# TASK ITEM:
Translate this sentence from the passage on Cotton Mather into Spanish: "Twice early in his ministry he received a call from New Haven, and twice he declined."

# SELECTED PASSAGE:

On 17th
August 1635, a ship from
Bristol, England, arrived at
Boston, Massachusetts carrying
amongst its passengers a
congregational minister from
Liverpool. Richard Mather had
been suspended from his ministry
there for his non-conformity
and, like many others at that
time, had decided to cross the
Atlantic to seek a new life.
Richard, with his wife
Catherine, settled in Dorchester
where he became teacher of a
newly planted church. In 1639
they had a son, Increase, who in
1662 married Maria, the daughter
of John Cotton, another
immigrant. Their first child,
Cotton, named after his maternal
grandfather, was born on 12th
February 1663. Increase Mather
was a man of wealth and of
influence both in the community
as well as the church, and
Cotton was brought up in a
comfortable household. One of
his chief delights was reading
and when his father’s church and
house were destroyed by fire in
1676, he came home from college
to help dry out the precious
books which had been saved.
Cotton did not enjoy the best of
health as a child and suffered
from a speech impediment, but
his education in the local free
school and the guidance of his
father led to him being sent to
college at Harvard when he was
just twelve. After three not
particularly happy years he
graduated in 1678 and returned
home. The following year he
entered into membership of his
father’s church.
Cotton’s
ambition was to follow his
grandfather and father into the
ministry of the church, but his
impediment made this an unlikely
prospect. He decided therefore
to study medicine. Whilst doing
so he was encouraged to try and
overcome his own stutter, and by
patient perseverance he was,
with God’s help, enabled to do
so. He discussed with his
parents again the possibility of
entering the ministry, and one
August day in 1680 he stood in
the pulpit of his grandfather’s
church in Dorchester to preach
his first sermon. He took as his
text words from Luke 4:18 "He
hath sent me to heal the
broken-hearted" which gave
him the opportunity to refer to
his abandoned medical career and
to compare the healing of the
body with that of the soul.
After initial nervousness he was
enabled to preach without
hesitation or stumbling to the
blessing of those in the
congregation. Within six months
he was appointed assistant to
his father at the church in
Boston, where he remained for
the rest of his life. On 13th
May 1685, he was ordained by his
father before a large
congregation to whom he preached
for about an hour and three
quarters. He was devoted to his
father and to his church, and
seldom journeyed more than a few
miles from Boston to preach.
Twice early in his ministry he
received a call from New Haven,
and twice he declined. Boston
was his calling, and in Boston
he remained. Even when elected a
Fellow of the Royal Society of
London, he did not go to England
to receive the honour. One
innovation which he introduced
into his ministry was that of
visitation, setting aside one
afternoon a week for the
purpose. In 1686 now twenty
three years old, he married
Abigail Phillips, the daughter
of John and Katherine Phillips.
Cotton Mather
remained in the shadow of his
father until 1688, when
increased travel to England to
represent the colony in
negotiating a new charter for
Massachusetts. Cotton took
charge of the congregation at
Boston, and also became involved
in political events as the
repercussions of the Glorious
Revolution were felt in New
England. When news was received
of the landing of William of
Orange, it was in Mather’s house
that a revolution was planned
against the governor, Andros,
who had been imposed upon them
by James II in 1686. The
uprising was successful and
Andros was confined and
eventually sent back to England.

# LISTED ENTRIES:
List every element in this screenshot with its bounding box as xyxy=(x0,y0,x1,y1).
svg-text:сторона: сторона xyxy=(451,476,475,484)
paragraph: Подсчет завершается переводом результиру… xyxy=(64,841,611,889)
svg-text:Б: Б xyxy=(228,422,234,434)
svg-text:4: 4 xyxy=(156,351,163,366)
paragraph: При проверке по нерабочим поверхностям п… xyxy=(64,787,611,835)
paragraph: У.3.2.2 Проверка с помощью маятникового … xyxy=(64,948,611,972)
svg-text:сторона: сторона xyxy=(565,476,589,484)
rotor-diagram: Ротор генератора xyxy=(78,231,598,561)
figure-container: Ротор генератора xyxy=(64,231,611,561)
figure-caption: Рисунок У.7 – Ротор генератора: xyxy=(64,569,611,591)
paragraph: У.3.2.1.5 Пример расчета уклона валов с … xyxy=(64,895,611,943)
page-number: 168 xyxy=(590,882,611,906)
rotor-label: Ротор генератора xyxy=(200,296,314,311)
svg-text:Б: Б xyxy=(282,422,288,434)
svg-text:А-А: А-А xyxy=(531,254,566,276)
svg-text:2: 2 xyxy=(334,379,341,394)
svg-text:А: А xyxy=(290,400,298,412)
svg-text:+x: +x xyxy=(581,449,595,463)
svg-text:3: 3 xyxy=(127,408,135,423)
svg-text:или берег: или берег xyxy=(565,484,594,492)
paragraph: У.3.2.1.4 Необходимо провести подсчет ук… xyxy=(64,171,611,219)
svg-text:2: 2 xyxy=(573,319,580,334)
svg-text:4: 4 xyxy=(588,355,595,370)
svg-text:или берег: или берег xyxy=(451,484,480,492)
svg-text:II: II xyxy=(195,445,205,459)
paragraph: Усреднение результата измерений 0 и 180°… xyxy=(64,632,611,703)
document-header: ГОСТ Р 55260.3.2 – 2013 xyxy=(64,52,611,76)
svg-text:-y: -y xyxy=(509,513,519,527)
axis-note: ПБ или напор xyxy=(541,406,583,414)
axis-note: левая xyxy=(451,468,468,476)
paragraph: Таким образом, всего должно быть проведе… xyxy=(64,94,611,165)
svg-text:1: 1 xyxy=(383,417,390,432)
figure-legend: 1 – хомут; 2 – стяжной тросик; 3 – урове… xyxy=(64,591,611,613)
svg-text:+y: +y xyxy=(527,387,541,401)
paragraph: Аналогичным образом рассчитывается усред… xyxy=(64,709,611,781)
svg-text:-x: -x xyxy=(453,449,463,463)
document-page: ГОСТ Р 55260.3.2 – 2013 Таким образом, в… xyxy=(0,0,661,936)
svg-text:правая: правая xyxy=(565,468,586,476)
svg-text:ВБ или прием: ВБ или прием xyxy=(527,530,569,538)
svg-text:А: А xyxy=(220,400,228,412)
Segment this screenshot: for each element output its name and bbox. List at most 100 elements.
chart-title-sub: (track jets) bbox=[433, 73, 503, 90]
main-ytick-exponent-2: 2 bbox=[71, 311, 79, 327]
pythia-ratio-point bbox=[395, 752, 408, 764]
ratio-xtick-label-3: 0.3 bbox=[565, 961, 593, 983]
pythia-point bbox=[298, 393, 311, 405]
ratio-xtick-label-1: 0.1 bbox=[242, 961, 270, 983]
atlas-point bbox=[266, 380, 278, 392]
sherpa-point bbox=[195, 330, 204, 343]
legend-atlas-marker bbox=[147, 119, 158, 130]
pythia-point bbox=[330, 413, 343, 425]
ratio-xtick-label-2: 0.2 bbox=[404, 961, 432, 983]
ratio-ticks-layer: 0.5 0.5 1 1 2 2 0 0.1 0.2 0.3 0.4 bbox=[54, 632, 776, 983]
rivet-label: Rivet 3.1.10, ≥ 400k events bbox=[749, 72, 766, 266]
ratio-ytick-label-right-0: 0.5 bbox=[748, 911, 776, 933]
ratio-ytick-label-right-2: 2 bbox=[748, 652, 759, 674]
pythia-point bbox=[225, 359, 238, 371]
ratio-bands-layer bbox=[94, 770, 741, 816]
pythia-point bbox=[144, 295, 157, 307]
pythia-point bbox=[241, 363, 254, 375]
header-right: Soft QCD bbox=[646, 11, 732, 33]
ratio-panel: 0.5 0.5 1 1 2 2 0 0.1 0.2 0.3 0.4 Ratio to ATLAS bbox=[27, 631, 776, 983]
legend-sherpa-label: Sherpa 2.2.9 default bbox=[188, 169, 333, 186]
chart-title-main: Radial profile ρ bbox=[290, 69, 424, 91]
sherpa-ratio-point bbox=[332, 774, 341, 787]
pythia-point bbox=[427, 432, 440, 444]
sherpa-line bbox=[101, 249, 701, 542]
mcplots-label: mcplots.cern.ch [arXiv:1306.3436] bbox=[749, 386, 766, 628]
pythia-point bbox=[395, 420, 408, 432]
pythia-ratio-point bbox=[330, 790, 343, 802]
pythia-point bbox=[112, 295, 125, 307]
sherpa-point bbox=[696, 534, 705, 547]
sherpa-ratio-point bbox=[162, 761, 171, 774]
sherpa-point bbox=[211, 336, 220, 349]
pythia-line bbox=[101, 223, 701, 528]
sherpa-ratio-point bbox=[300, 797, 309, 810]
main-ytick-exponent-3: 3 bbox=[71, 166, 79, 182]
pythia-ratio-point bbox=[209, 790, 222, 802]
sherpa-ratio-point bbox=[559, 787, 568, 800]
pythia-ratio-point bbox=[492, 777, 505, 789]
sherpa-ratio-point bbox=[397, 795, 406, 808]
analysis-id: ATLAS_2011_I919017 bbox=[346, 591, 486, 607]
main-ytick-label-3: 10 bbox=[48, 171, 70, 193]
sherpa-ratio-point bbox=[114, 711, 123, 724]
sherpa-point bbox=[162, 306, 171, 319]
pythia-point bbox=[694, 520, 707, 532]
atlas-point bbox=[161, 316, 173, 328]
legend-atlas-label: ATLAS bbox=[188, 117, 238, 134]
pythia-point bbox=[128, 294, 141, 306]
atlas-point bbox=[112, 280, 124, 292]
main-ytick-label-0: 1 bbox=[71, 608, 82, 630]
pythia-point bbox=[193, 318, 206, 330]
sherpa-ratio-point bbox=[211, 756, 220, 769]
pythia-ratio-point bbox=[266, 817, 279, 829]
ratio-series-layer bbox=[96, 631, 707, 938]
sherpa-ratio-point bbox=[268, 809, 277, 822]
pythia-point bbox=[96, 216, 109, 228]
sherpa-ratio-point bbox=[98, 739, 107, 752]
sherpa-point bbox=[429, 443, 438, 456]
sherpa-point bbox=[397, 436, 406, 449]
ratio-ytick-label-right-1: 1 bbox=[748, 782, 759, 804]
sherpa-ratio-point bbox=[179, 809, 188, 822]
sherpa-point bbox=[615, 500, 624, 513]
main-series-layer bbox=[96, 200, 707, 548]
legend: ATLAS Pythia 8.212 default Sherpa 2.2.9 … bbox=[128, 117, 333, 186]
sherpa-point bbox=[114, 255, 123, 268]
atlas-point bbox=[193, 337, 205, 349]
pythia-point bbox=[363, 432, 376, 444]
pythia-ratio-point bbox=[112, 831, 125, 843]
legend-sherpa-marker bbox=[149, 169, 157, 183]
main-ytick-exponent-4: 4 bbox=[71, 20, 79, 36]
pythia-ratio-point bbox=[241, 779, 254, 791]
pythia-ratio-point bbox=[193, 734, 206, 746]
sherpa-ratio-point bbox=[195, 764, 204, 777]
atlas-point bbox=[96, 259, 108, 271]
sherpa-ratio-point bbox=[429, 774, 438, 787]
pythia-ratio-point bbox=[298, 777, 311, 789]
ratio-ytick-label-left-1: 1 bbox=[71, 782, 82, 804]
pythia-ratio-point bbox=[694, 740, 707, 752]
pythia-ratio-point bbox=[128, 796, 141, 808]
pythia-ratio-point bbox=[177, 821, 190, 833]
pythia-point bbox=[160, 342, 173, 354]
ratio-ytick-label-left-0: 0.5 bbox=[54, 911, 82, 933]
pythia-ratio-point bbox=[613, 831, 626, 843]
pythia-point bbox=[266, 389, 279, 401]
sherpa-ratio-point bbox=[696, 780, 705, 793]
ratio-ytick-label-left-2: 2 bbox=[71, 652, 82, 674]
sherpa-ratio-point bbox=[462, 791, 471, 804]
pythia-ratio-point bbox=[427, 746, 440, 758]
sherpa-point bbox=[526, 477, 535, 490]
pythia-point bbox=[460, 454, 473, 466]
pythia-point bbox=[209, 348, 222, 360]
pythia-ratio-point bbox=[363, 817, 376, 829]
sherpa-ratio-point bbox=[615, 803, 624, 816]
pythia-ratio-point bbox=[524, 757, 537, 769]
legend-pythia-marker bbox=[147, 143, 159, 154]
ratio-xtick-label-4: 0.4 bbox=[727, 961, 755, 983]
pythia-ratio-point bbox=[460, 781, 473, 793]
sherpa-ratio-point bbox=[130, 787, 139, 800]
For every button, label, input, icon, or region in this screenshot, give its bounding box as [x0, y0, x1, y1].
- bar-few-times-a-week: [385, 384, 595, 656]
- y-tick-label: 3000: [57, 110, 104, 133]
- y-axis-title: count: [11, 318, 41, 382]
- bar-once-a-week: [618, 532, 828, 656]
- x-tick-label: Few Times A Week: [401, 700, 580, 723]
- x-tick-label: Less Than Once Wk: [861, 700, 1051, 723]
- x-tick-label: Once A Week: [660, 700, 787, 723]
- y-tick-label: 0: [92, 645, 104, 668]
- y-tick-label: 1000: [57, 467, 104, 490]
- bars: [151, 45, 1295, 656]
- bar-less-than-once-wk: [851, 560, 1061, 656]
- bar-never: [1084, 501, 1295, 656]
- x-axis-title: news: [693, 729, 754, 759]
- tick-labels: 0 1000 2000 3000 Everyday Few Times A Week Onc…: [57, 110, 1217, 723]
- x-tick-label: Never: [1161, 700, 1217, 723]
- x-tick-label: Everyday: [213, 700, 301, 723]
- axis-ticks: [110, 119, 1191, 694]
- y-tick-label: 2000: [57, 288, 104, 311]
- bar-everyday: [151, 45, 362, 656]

# OUTPUT:
Dos veces, al principio de su ministerio, recibió un llamamiento de New Haven, y dos veces lo rechazó.